Each line containing the word "building" should be found and copied.

** START Dataset extract **

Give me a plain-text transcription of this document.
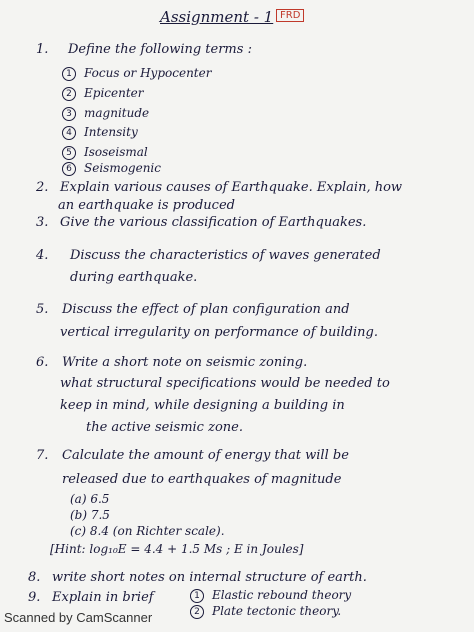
Assignment - 1 FRD
1. Define the following terms :
1 Focus or Hypocenter
2 Epicenter
3 magnitude
4 Intensity
5 Isoseismal
6 Seismogenic
2. Explain various causes of Earthquake. Explain, how
an earthquake is produced
3. Give the various classification of Earthquakes.
4. Discuss the characteristics of waves generated
during earthquake.
5. Discuss the effect of plan configuration and
vertical irregularity on performance of building.
6. Write a short note on seismic zoning.
what structural specifications would be needed to
keep in mind, while designing a building in
the active seismic zone.
7. Calculate the amount of energy that will be
released due to earthquakes of magnitude
(a) 6.5
(b) 7.5
(c) 8.4 (on Richter scale).
[Hint: log₁₀E = 4.4 + 1.5 Ms ; E in Joules]
8. write short notes on internal structure of earth.
9. Explain in brief	1 Elastic rebound theory
2 Plate tectonic theory.
Scanned by CamScanner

** END Dataset extract **

◆ **Written answer**:
vertical irregularity on performance of building.
keep in mind, while designing a building in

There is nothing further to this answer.